Can you turn everything from the start of the records down through the line containing "triangle-shape: [891, 666, 1041, 798]" into a numbered list, skipping any blank lines?

### THE DATA
------

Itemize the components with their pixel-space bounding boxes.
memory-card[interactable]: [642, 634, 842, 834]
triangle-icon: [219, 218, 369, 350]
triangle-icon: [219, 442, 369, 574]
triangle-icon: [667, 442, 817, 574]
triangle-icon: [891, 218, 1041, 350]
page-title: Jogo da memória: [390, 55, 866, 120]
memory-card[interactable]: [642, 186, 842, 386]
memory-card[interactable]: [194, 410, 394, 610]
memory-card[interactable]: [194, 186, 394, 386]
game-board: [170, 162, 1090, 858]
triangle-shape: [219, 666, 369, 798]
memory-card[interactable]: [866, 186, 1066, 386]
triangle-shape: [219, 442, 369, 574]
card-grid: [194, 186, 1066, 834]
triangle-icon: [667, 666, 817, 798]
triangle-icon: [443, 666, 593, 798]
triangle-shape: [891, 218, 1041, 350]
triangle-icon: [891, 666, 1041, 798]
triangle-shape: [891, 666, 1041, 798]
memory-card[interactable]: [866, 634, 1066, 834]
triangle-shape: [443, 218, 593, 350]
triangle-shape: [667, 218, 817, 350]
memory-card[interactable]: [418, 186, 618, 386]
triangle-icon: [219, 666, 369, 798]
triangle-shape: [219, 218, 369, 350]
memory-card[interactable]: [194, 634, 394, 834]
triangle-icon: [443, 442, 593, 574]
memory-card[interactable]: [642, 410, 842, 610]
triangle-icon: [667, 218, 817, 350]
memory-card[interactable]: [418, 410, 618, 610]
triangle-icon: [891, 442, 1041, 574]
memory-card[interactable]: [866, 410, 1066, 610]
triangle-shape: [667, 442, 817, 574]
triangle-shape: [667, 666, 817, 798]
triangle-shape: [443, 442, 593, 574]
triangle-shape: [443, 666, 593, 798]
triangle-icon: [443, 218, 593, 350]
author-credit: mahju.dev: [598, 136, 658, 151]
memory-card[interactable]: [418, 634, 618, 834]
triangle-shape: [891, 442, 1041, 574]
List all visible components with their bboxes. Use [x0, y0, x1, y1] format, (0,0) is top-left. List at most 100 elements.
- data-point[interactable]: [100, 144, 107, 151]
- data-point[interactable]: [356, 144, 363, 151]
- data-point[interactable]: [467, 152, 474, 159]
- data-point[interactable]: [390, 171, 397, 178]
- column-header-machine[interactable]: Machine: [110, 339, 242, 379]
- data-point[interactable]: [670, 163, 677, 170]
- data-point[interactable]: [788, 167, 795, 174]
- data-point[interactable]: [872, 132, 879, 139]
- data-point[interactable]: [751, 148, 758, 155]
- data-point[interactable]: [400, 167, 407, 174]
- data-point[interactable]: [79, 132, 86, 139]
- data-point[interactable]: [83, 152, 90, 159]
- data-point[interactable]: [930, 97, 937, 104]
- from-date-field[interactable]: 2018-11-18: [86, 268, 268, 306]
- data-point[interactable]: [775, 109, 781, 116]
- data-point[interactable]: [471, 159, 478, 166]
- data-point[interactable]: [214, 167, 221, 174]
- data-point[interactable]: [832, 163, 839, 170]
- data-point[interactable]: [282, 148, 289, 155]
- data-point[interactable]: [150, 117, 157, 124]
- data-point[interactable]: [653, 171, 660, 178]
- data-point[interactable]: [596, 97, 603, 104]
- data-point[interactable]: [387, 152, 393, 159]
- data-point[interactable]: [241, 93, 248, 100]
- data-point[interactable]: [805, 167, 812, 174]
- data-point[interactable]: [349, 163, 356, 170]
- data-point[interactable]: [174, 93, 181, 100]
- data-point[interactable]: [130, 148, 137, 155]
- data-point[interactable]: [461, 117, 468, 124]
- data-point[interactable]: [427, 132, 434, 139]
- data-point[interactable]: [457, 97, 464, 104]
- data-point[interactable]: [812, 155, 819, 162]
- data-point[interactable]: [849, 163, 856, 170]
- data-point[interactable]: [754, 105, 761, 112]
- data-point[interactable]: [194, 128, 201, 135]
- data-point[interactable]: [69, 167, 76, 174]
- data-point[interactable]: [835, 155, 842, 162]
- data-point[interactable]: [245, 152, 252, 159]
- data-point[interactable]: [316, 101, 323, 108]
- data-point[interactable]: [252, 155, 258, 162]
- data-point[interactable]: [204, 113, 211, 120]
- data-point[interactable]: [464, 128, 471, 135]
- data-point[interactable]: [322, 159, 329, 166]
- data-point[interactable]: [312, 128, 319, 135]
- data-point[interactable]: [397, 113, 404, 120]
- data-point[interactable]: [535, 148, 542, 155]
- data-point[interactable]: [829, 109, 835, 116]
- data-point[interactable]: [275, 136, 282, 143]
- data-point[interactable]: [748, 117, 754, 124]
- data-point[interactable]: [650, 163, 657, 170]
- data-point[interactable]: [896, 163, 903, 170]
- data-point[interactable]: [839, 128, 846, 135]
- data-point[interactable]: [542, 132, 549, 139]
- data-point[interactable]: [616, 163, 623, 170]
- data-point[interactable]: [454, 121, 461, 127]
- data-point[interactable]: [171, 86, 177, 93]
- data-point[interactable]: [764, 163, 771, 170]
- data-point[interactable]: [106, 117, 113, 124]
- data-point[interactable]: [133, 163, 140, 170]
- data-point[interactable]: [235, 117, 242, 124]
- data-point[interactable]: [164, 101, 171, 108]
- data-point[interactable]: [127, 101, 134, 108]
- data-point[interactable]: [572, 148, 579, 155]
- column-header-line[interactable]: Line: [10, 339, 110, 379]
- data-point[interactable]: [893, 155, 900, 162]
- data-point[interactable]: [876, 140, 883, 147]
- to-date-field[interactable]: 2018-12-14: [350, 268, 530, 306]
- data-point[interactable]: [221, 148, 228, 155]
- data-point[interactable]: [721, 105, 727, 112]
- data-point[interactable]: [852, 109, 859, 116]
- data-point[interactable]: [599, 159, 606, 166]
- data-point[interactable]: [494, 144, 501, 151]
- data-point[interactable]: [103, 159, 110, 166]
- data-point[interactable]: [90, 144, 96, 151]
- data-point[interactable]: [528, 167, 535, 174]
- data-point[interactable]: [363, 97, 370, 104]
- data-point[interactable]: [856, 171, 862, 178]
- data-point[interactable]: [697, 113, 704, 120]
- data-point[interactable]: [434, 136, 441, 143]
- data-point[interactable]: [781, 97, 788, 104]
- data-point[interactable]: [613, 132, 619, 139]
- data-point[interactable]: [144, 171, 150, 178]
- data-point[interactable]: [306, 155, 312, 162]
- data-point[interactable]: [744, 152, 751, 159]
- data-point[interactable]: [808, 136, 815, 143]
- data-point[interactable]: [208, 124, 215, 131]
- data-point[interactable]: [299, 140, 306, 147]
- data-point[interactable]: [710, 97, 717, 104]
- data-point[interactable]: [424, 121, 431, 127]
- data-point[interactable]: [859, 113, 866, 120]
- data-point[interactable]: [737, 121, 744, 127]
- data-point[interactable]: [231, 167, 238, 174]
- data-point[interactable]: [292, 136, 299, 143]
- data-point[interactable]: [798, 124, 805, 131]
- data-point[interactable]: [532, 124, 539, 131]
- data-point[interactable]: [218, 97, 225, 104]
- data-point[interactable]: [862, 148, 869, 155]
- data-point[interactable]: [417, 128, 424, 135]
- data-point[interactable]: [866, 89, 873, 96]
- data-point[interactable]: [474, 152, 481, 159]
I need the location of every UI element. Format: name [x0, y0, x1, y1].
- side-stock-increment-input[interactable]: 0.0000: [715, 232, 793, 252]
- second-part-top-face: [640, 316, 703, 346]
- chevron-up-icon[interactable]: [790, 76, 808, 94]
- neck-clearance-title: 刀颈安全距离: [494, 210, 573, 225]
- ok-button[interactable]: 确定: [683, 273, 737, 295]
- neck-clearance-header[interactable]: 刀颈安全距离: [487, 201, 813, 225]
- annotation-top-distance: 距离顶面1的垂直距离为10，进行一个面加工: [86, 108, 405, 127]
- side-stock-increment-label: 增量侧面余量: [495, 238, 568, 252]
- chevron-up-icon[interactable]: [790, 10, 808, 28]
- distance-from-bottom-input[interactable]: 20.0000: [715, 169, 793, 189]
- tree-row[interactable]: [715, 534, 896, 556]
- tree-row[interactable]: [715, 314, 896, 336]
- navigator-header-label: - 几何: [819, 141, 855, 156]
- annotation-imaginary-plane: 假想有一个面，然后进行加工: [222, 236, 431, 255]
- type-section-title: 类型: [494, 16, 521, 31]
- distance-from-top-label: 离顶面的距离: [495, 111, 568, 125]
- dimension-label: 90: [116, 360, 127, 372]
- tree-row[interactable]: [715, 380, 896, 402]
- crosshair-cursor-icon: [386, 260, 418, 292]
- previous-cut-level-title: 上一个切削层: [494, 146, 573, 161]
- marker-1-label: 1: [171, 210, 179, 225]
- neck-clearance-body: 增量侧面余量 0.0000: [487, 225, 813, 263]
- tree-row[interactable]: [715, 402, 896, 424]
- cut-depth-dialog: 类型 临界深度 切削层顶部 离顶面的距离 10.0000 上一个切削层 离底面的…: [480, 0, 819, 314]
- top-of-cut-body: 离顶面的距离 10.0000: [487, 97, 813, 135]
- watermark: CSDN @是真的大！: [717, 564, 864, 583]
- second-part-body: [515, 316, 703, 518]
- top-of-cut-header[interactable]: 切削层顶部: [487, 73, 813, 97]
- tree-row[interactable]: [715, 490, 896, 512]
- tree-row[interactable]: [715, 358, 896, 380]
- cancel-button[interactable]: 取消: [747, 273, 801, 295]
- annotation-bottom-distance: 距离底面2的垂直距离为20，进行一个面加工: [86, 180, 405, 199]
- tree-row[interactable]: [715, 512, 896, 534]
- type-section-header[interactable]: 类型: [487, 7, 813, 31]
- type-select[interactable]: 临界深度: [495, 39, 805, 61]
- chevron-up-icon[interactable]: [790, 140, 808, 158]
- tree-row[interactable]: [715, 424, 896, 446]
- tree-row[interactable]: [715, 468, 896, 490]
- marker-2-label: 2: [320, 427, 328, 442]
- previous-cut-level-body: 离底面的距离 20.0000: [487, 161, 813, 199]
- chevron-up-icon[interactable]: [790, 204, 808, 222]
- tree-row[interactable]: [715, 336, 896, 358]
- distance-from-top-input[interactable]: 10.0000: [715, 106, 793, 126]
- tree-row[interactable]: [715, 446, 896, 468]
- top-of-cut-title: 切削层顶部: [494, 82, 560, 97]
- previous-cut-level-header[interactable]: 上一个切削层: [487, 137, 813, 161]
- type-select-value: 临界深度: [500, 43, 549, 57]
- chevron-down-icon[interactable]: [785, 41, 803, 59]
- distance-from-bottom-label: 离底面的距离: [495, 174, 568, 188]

------

### THE RESPONSE
1. Itemize the components with their pixel-space bounding boxes.
2. memory-card[interactable]: [642, 634, 842, 834]
3. triangle-icon: [219, 218, 369, 350]
4. triangle-icon: [219, 442, 369, 574]
5. triangle-icon: [667, 442, 817, 574]
6. triangle-icon: [891, 218, 1041, 350]
7. page-title: Jogo da memória: [390, 55, 866, 120]
8. memory-card[interactable]: [642, 186, 842, 386]
9. memory-card[interactable]: [194, 410, 394, 610]
10. memory-card[interactable]: [194, 186, 394, 386]
11. game-board: [170, 162, 1090, 858]
12. triangle-shape: [219, 666, 369, 798]
13. memory-card[interactable]: [866, 186, 1066, 386]
14. triangle-shape: [219, 442, 369, 574]
15. card-grid: [194, 186, 1066, 834]
16. triangle-icon: [667, 666, 817, 798]
17. triangle-icon: [443, 666, 593, 798]
18. triangle-shape: [891, 218, 1041, 350]
19. triangle-icon: [891, 666, 1041, 798]
20. triangle-shape: [891, 666, 1041, 798]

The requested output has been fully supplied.